§ **AIM OF THE TASK**
Repeat the data word for word. Do not include the pictures.

Items listed in a dataset
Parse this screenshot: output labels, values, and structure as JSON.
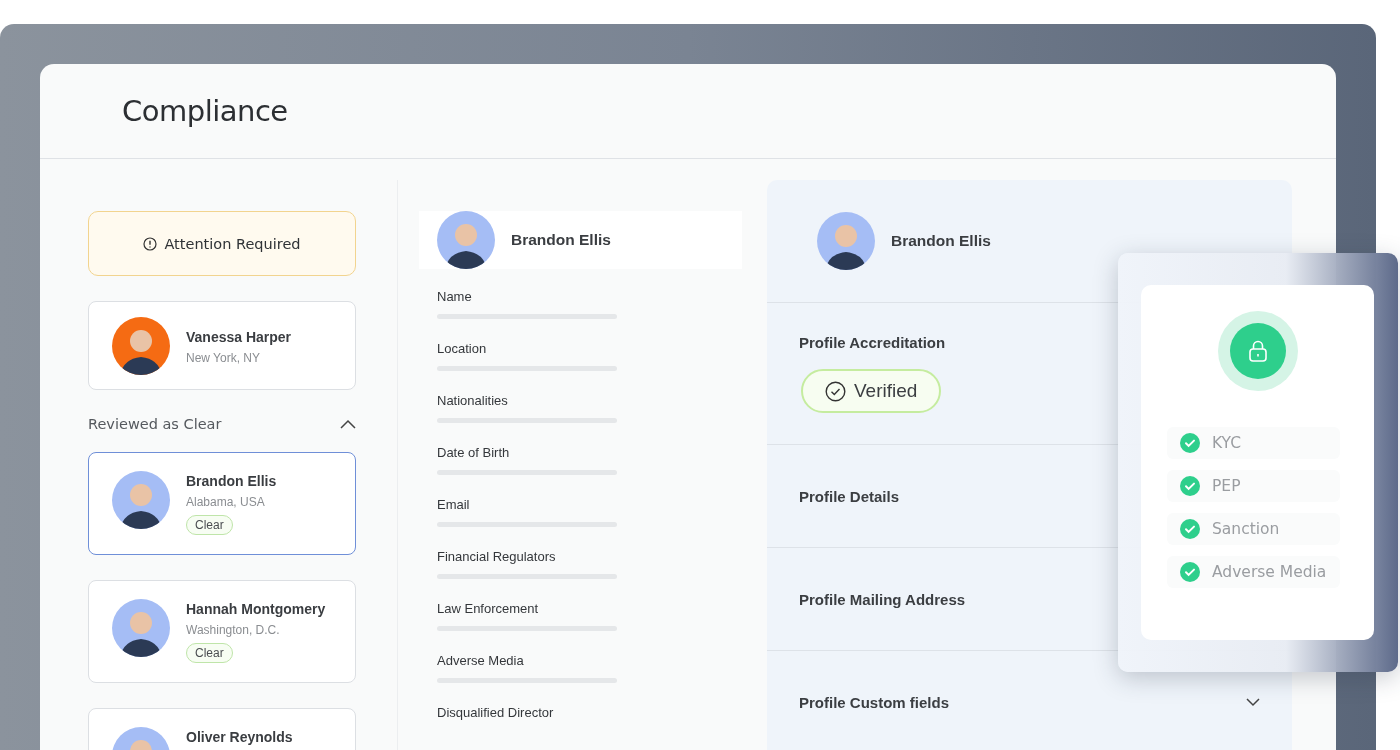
{
  "page": {
    "title": "Compliance"
  },
  "attention": {
    "label": "Attention Required",
    "people": [
      {
        "name": "Vanessa Harper",
        "location": "New York, NY"
      }
    ]
  },
  "reviewed": {
    "label": "Reviewed as Clear",
    "expanded": true,
    "people": [
      {
        "name": "Brandon Ellis",
        "location": "Alabama, USA",
        "badge": "Clear",
        "selected": true
      },
      {
        "name": "Hannah Montgomery",
        "location": "Washington, D.C.",
        "badge": "Clear",
        "selected": false
      },
      {
        "name": "Oliver Reynolds",
        "selected": false
      }
    ]
  },
  "profile": {
    "name": "Brandon Ellis",
    "fields": [
      "Name",
      "Location",
      "Nationalities",
      "Date of Birth",
      "Email",
      "Financial Regulators",
      "Law Enforcement",
      "Adverse Media",
      "Disqualified Director"
    ]
  },
  "details": {
    "name": "Brandon Ellis",
    "sections": [
      {
        "title": "Profile Accreditation",
        "badge": "Verified"
      },
      {
        "title": "Profile Details"
      },
      {
        "title": "Profile Mailing Address"
      },
      {
        "title": "Profile Custom fields",
        "expanded": false
      }
    ]
  },
  "checks": [
    {
      "label": "KYC",
      "checked": true
    },
    {
      "label": "PEP",
      "checked": true
    },
    {
      "label": "Sanction",
      "checked": true
    },
    {
      "label": "Adverse Media",
      "checked": true
    }
  ]
}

§ **RESPONSE FOR THIS EXERCISE**
Parse this screenshot: output labels, values, and structure as JSON.
{
  "page": {
    "title": "Compliance"
  },
  "attention": {
    "label": "Attention Required",
    "people": [
      {
        "name": "Vanessa Harper",
        "location": "New York, NY"
      }
    ]
  },
  "reviewed": {
    "label": "Reviewed as Clear",
    "expanded": true,
    "people": [
      {
        "name": "Brandon Ellis",
        "location": "Alabama, USA",
        "badge": "Clear",
        "selected": true
      },
      {
        "name": "Hannah Montgomery",
        "location": "Washington, D.C.",
        "badge": "Clear",
        "selected": false
      },
      {
        "name": "Oliver Reynolds",
        "selected": false
      }
    ]
  },
  "profile": {
    "name": "Brandon Ellis",
    "fields": [
      "Name",
      "Location",
      "Nationalities",
      "Date of Birth",
      "Email",
      "Financial Regulators",
      "Law Enforcement",
      "Adverse Media",
      "Disqualified Director"
    ]
  },
  "details": {
    "name": "Brandon Ellis",
    "sections": [
      {
        "title": "Profile Accreditation",
        "badge": "Verified"
      },
      {
        "title": "Profile Details"
      },
      {
        "title": "Profile Mailing Address"
      },
      {
        "title": "Profile Custom fields",
        "expanded": false
      }
    ]
  },
  "checks": [
    {
      "label": "KYC",
      "checked": true
    },
    {
      "label": "PEP",
      "checked": true
    },
    {
      "label": "Sanction",
      "checked": true
    },
    {
      "label": "Adverse Media",
      "checked": true
    }
  ]
}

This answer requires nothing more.